# SET EXERCISE
The records underneath are to be repeated exactly, with the pictures left out.

Stored data entries
################

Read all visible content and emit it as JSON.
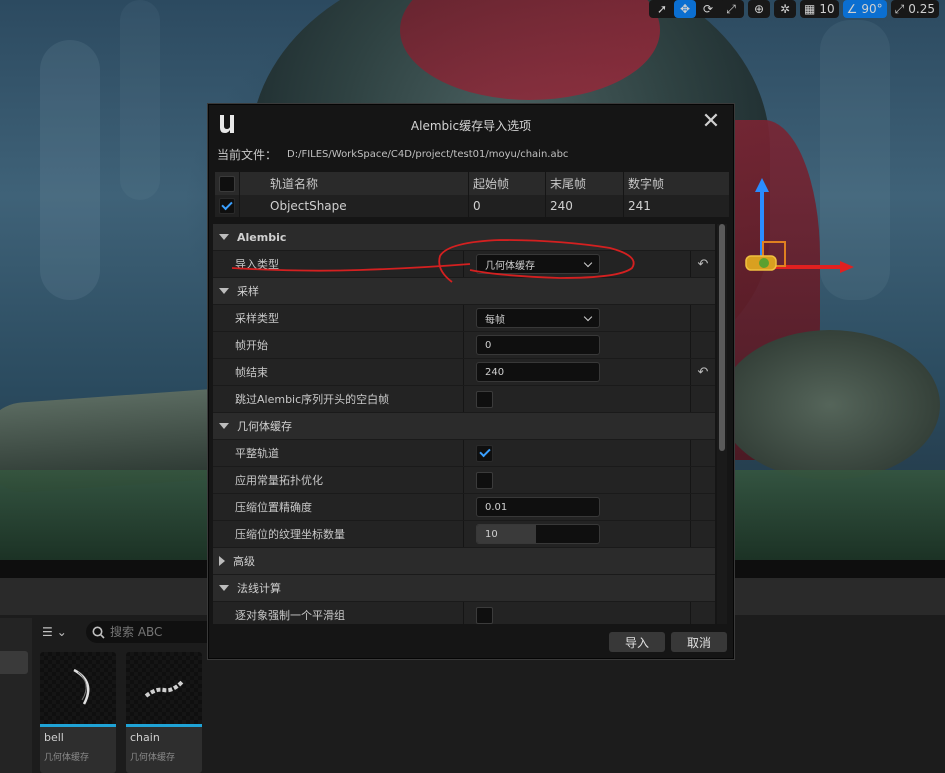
{
  "viewport_toolbar": {
    "grid_snap_value": "10",
    "angle_snap_value": "90°",
    "scale_snap_value": "0.25"
  },
  "dialog": {
    "title": "Alembic缓存导入选项",
    "current_file_label": "当前文件：",
    "current_file_path": "D:/FILES/WorkSpace/C4D/project/test01/moyu/chain.abc",
    "tracks": {
      "columns": [
        "轨道名称",
        "起始帧",
        "末尾帧",
        "数字帧"
      ],
      "rows": [
        {
          "checked": true,
          "name": "ObjectShape",
          "start": "0",
          "end": "240",
          "count": "241"
        }
      ]
    },
    "sections": {
      "alembic": {
        "title": "Alembic",
        "import_type_label": "导入类型",
        "import_type_value": "几何体缓存"
      },
      "sampling": {
        "title": "采样",
        "sample_type_label": "采样类型",
        "sample_type_value": "每帧",
        "frame_start_label": "帧开始",
        "frame_start_value": "0",
        "frame_end_label": "帧结束",
        "frame_end_value": "240",
        "skip_empty_label": "跳过Alembic序列开头的空白帧",
        "skip_empty_checked": false
      },
      "geometry_cache": {
        "title": "几何体缓存",
        "flatten_tracks_label": "平整轨道",
        "flatten_tracks_checked": true,
        "const_topology_label": "应用常量拓扑优化",
        "const_topology_checked": false,
        "pos_precision_label": "压缩位置精确度",
        "pos_precision_value": "0.01",
        "uv_bits_label": "压缩位的纹理坐标数量",
        "uv_bits_value": "10",
        "uv_bits_fill_fraction": 0.48
      },
      "advanced": {
        "title": "高级"
      },
      "normal_calc": {
        "title": "法线计算",
        "force_smoothing_label": "逐对象强制一个平滑组",
        "force_smoothing_checked": false
      }
    },
    "buttons": {
      "import": "导入",
      "cancel": "取消"
    }
  },
  "content_browser": {
    "search_placeholder": "搜索 ABC",
    "assets": [
      {
        "name": "bell",
        "type": "几何体缓存"
      },
      {
        "name": "chain",
        "type": "几何体缓存"
      }
    ]
  },
  "colors": {
    "accent_blue": "#0b6fd1",
    "check_blue": "#3aa0ff",
    "annotation_red": "#d42020",
    "asset_bar": "#1fa3d6"
  }
}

################

# SOLUTION BELOW
Read all visible content and emit it as JSON.
{
  "viewport_toolbar": {
    "grid_snap_value": "10",
    "angle_snap_value": "90°",
    "scale_snap_value": "0.25"
  },
  "dialog": {
    "title": "Alembic缓存导入选项",
    "current_file_label": "当前文件：",
    "current_file_path": "D:/FILES/WorkSpace/C4D/project/test01/moyu/chain.abc",
    "tracks": {
      "columns": [
        "轨道名称",
        "起始帧",
        "末尾帧",
        "数字帧"
      ],
      "rows": [
        {
          "checked": true,
          "name": "ObjectShape",
          "start": "0",
          "end": "240",
          "count": "241"
        }
      ]
    },
    "sections": {
      "alembic": {
        "title": "Alembic",
        "import_type_label": "导入类型",
        "import_type_value": "几何体缓存"
      },
      "sampling": {
        "title": "采样",
        "sample_type_label": "采样类型",
        "sample_type_value": "每帧",
        "frame_start_label": "帧开始",
        "frame_start_value": "0",
        "frame_end_label": "帧结束",
        "frame_end_value": "240",
        "skip_empty_label": "跳过Alembic序列开头的空白帧",
        "skip_empty_checked": false
      },
      "geometry_cache": {
        "title": "几何体缓存",
        "flatten_tracks_label": "平整轨道",
        "flatten_tracks_checked": true,
        "const_topology_label": "应用常量拓扑优化",
        "const_topology_checked": false,
        "pos_precision_label": "压缩位置精确度",
        "pos_precision_value": "0.01",
        "uv_bits_label": "压缩位的纹理坐标数量",
        "uv_bits_value": "10",
        "uv_bits_fill_fraction": 0.48
      },
      "advanced": {
        "title": "高级"
      },
      "normal_calc": {
        "title": "法线计算",
        "force_smoothing_label": "逐对象强制一个平滑组",
        "force_smoothing_checked": false
      }
    },
    "buttons": {
      "import": "导入",
      "cancel": "取消"
    }
  },
  "content_browser": {
    "search_placeholder": "搜索 ABC",
    "assets": [
      {
        "name": "bell",
        "type": "几何体缓存"
      },
      {
        "name": "chain",
        "type": "几何体缓存"
      }
    ]
  },
  "colors": {
    "accent_blue": "#0b6fd1",
    "check_blue": "#3aa0ff",
    "annotation_red": "#d42020",
    "asset_bar": "#1fa3d6"
  }
}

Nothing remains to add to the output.